*AIM OF THE EXERCISE*
Skip the images and return the records below exactly.

*AVAILABLE DATA*
—————
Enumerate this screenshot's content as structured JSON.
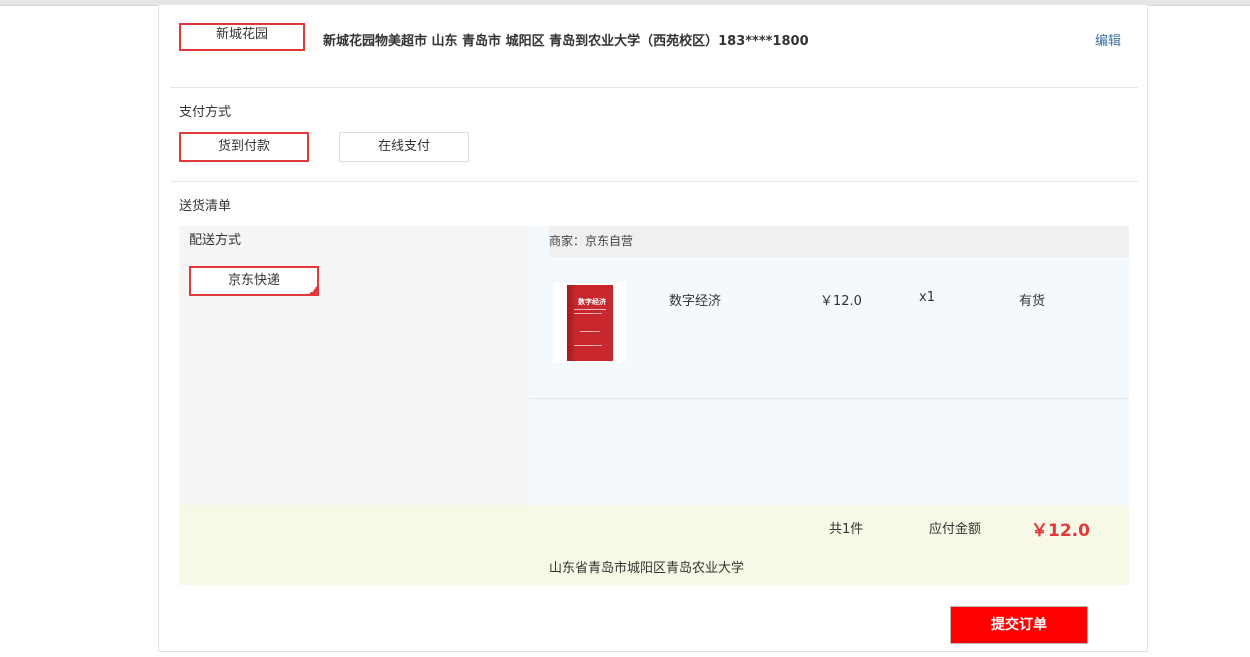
{
  "address": {
    "tag": "新城花园",
    "detail": "新城花园物美超市 山东 青岛市 城阳区 青岛到农业大学（西苑校区）183****1800",
    "edit_label": "编辑"
  },
  "payment": {
    "title": "支付方式",
    "options": [
      "货到付款",
      "在线支付"
    ],
    "selected": "货到付款"
  },
  "delivery_list": {
    "title": "送货清单",
    "method_title": "配送方式",
    "method": "京东快递",
    "merchant": "商家：京东自营",
    "items": [
      {
        "name": "数字经济",
        "price": "￥12.0",
        "quantity": "x1",
        "stock": "有货",
        "cover_title": "数字经济"
      }
    ]
  },
  "summary": {
    "count": "共1件",
    "amount_label": "应付金额",
    "amount": "￥12.0",
    "ship_address": "山东省青岛市城阳区青岛农业大学"
  },
  "submit_label": "提交订单",
  "colors": {
    "accent": "#e4393c",
    "submit_bg": "#ff0000",
    "link": "#3a6ea5"
  }
}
—————
*RESULT OF THE TASK*
Enumerate this screenshot's content as structured JSON.
{
  "address": {
    "tag": "新城花园",
    "detail": "新城花园物美超市 山东 青岛市 城阳区 青岛到农业大学（西苑校区）183****1800",
    "edit_label": "编辑"
  },
  "payment": {
    "title": "支付方式",
    "options": [
      "货到付款",
      "在线支付"
    ],
    "selected": "货到付款"
  },
  "delivery_list": {
    "title": "送货清单",
    "method_title": "配送方式",
    "method": "京东快递",
    "merchant": "商家：京东自营",
    "items": [
      {
        "name": "数字经济",
        "price": "￥12.0",
        "quantity": "x1",
        "stock": "有货",
        "cover_title": "数字经济"
      }
    ]
  },
  "summary": {
    "count": "共1件",
    "amount_label": "应付金额",
    "amount": "￥12.0",
    "ship_address": "山东省青岛市城阳区青岛农业大学"
  },
  "submit_label": "提交订单",
  "colors": {
    "accent": "#e4393c",
    "submit_bg": "#ff0000",
    "link": "#3a6ea5"
  }
}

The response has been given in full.